Problem | Can you quote the records below in full, word for word?

Excerpt from a dataset
· · ·
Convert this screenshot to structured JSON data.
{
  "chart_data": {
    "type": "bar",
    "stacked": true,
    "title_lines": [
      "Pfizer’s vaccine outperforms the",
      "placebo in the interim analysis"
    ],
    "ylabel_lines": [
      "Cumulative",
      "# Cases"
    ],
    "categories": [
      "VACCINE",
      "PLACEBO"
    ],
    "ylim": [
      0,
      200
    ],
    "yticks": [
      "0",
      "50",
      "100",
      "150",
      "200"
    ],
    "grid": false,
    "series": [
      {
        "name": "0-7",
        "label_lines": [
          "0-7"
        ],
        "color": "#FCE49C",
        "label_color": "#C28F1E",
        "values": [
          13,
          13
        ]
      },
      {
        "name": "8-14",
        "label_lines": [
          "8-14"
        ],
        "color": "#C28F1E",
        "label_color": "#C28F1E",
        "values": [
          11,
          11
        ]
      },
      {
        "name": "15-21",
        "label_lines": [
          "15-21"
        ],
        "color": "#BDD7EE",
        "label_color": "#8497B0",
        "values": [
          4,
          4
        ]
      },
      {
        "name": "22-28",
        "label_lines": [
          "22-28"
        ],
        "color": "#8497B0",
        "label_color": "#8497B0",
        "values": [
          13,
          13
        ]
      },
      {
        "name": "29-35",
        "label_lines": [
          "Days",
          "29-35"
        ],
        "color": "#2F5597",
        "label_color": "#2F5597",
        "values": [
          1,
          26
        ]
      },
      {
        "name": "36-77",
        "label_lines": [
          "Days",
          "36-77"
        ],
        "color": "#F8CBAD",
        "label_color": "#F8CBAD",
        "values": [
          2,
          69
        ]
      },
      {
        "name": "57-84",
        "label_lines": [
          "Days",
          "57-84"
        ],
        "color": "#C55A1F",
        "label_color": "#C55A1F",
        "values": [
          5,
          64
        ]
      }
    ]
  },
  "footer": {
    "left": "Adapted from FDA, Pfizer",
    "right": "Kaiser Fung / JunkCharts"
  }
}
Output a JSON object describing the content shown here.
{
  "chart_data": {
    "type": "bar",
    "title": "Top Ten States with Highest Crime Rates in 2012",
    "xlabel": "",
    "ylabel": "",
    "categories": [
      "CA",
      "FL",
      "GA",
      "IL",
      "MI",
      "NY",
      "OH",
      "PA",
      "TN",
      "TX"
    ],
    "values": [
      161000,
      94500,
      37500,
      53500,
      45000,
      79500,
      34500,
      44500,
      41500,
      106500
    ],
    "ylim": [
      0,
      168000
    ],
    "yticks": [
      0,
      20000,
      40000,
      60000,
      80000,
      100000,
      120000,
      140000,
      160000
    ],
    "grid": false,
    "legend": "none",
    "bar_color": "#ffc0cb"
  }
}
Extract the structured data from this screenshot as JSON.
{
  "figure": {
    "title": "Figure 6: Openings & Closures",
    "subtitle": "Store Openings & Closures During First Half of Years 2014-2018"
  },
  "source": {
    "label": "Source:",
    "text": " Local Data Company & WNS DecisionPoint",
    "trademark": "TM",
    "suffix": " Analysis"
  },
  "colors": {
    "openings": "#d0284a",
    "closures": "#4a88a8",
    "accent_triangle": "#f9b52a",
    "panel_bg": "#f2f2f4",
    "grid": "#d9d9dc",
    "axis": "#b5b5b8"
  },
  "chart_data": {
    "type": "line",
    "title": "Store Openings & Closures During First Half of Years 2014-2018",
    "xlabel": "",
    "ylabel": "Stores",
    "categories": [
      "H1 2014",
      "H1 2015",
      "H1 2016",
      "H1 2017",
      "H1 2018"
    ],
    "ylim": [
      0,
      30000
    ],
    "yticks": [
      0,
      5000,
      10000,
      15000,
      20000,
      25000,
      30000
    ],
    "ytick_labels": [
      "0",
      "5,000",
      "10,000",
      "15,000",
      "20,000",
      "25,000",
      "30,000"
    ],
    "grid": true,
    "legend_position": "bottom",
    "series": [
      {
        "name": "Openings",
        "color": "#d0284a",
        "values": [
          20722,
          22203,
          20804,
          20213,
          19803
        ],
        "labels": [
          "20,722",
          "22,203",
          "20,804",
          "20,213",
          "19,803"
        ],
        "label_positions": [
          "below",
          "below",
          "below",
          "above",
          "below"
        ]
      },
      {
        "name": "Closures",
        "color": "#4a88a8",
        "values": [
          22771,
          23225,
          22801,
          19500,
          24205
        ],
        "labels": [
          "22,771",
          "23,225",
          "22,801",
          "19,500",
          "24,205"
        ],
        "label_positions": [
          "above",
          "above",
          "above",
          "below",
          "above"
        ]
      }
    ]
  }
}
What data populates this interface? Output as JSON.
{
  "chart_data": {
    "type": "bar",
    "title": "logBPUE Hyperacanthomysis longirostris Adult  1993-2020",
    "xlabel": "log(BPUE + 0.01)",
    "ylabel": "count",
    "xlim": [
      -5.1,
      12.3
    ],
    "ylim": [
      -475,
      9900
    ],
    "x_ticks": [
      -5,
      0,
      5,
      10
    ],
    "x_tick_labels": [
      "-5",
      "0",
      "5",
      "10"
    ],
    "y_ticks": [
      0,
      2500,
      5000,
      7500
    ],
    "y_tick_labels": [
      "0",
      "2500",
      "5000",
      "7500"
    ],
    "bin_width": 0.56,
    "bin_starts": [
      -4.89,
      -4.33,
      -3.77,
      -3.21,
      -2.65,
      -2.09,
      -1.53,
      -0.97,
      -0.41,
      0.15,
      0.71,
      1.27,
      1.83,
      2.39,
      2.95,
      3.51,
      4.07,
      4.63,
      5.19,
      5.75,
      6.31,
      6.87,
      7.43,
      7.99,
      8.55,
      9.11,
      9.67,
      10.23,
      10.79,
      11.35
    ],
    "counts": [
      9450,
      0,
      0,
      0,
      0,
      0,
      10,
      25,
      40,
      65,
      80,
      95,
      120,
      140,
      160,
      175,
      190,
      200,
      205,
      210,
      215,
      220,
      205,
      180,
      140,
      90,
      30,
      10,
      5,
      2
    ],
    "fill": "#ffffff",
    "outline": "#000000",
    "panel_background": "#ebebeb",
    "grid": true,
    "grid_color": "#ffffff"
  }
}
· · ·
Task solution |
Convert this screenshot to structured JSON data.
{
  "chart_data": {
    "type": "bar",
    "stacked": true,
    "title_lines": [
      "Pfizer’s vaccine outperforms the",
      "placebo in the interim analysis"
    ],
    "ylabel_lines": [
      "Cumulative",
      "# Cases"
    ],
    "categories": [
      "VACCINE",
      "PLACEBO"
    ],
    "ylim": [
      0,
      200
    ],
    "yticks": [
      "0",
      "50",
      "100",
      "150",
      "200"
    ],
    "grid": false,
    "series": [
      {
        "name": "0-7",
        "label_lines": [
          "0-7"
        ],
        "color": "#FCE49C",
        "label_color": "#C28F1E",
        "values": [
          13,
          13
        ]
      },
      {
        "name": "8-14",
        "label_lines": [
          "8-14"
        ],
        "color": "#C28F1E",
        "label_color": "#C28F1E",
        "values": [
          11,
          11
        ]
      },
      {
        "name": "15-21",
        "label_lines": [
          "15-21"
        ],
        "color": "#BDD7EE",
        "label_color": "#8497B0",
        "values": [
          4,
          4
        ]
      },
      {
        "name": "22-28",
        "label_lines": [
          "22-28"
        ],
        "color": "#8497B0",
        "label_color": "#8497B0",
        "values": [
          13,
          13
        ]
      },
      {
        "name": "29-35",
        "label_lines": [
          "Days",
          "29-35"
        ],
        "color": "#2F5597",
        "label_color": "#2F5597",
        "values": [
          1,
          26
        ]
      },
      {
        "name": "36-77",
        "label_lines": [
          "Days",
          "36-77"
        ],
        "color": "#F8CBAD",
        "label_color": "#F8CBAD",
        "values": [
          2,
          69
        ]
      },
      {
        "name": "57-84",
        "label_lines": [
          "Days",
          "57-84"
        ],
        "color": "#C55A1F",
        "label_color": "#C55A1F",
        "values": [
          5,
          64
        ]
      }
    ]
  },
  "footer": {
    "left": "Adapted from FDA, Pfizer",
    "right": "Kaiser Fung / JunkCharts"
  }
}
Output a JSON object describing the content shown here.
{
  "chart_data": {
    "type": "bar",
    "title": "Top Ten States with Highest Crime Rates in 2012",
    "xlabel": "",
    "ylabel": "",
    "categories": [
      "CA",
      "FL",
      "GA",
      "IL",
      "MI",
      "NY",
      "OH",
      "PA",
      "TN",
      "TX"
    ],
    "values": [
      161000,
      94500,
      37500,
      53500,
      45000,
      79500,
      34500,
      44500,
      41500,
      106500
    ],
    "ylim": [
      0,
      168000
    ],
    "yticks": [
      0,
      20000,
      40000,
      60000,
      80000,
      100000,
      120000,
      140000,
      160000
    ],
    "grid": false,
    "legend": "none",
    "bar_color": "#ffc0cb"
  }
}
Extract the structured data from this screenshot as JSON.
{
  "figure": {
    "title": "Figure 6: Openings & Closures",
    "subtitle": "Store Openings & Closures During First Half of Years 2014-2018"
  },
  "source": {
    "label": "Source:",
    "text": " Local Data Company & WNS DecisionPoint",
    "trademark": "TM",
    "suffix": " Analysis"
  },
  "colors": {
    "openings": "#d0284a",
    "closures": "#4a88a8",
    "accent_triangle": "#f9b52a",
    "panel_bg": "#f2f2f4",
    "grid": "#d9d9dc",
    "axis": "#b5b5b8"
  },
  "chart_data": {
    "type": "line",
    "title": "Store Openings & Closures During First Half of Years 2014-2018",
    "xlabel": "",
    "ylabel": "Stores",
    "categories": [
      "H1 2014",
      "H1 2015",
      "H1 2016",
      "H1 2017",
      "H1 2018"
    ],
    "ylim": [
      0,
      30000
    ],
    "yticks": [
      0,
      5000,
      10000,
      15000,
      20000,
      25000,
      30000
    ],
    "ytick_labels": [
      "0",
      "5,000",
      "10,000",
      "15,000",
      "20,000",
      "25,000",
      "30,000"
    ],
    "grid": true,
    "legend_position": "bottom",
    "series": [
      {
        "name": "Openings",
        "color": "#d0284a",
        "values": [
          20722,
          22203,
          20804,
          20213,
          19803
        ],
        "labels": [
          "20,722",
          "22,203",
          "20,804",
          "20,213",
          "19,803"
        ],
        "label_positions": [
          "below",
          "below",
          "below",
          "above",
          "below"
        ]
      },
      {
        "name": "Closures",
        "color": "#4a88a8",
        "values": [
          22771,
          23225,
          22801,
          19500,
          24205
        ],
        "labels": [
          "22,771",
          "23,225",
          "22,801",
          "19,500",
          "24,205"
        ],
        "label_positions": [
          "above",
          "above",
          "above",
          "below",
          "above"
        ]
      }
    ]
  }
}
What data populates this interface? Output as JSON.
{
  "chart_data": {
    "type": "bar",
    "title": "logBPUE Hyperacanthomysis longirostris Adult  1993-2020",
    "xlabel": "log(BPUE + 0.01)",
    "ylabel": "count",
    "xlim": [
      -5.1,
      12.3
    ],
    "ylim": [
      -475,
      9900
    ],
    "x_ticks": [
      -5,
      0,
      5,
      10
    ],
    "x_tick_labels": [
      "-5",
      "0",
      "5",
      "10"
    ],
    "y_ticks": [
      0,
      2500,
      5000,
      7500
    ],
    "y_tick_labels": [
      "0",
      "2500",
      "5000",
      "7500"
    ],
    "bin_width": 0.56,
    "bin_starts": [
      -4.89,
      -4.33,
      -3.77,
      -3.21,
      -2.65,
      -2.09,
      -1.53,
      -0.97,
      -0.41,
      0.15,
      0.71,
      1.27,
      1.83,
      2.39,
      2.95,
      3.51,
      4.07,
      4.63,
      5.19,
      5.75,
      6.31,
      6.87,
      7.43,
      7.99,
      8.55,
      9.11,
      9.67,
      10.23,
      10.79,
      11.35
    ],
    "counts": [
      9450,
      0,
      0,
      0,
      0,
      0,
      10,
      25,
      40,
      65,
      80,
      95,
      120,
      140,
      160,
      175,
      190,
      200,
      205,
      210,
      215,
      220,
      205,
      180,
      140,
      90,
      30,
      10,
      5,
      2
    ],
    "fill": "#ffffff",
    "outline": "#000000",
    "panel_background": "#ebebeb",
    "grid": true,
    "grid_color": "#ffffff"
  }
}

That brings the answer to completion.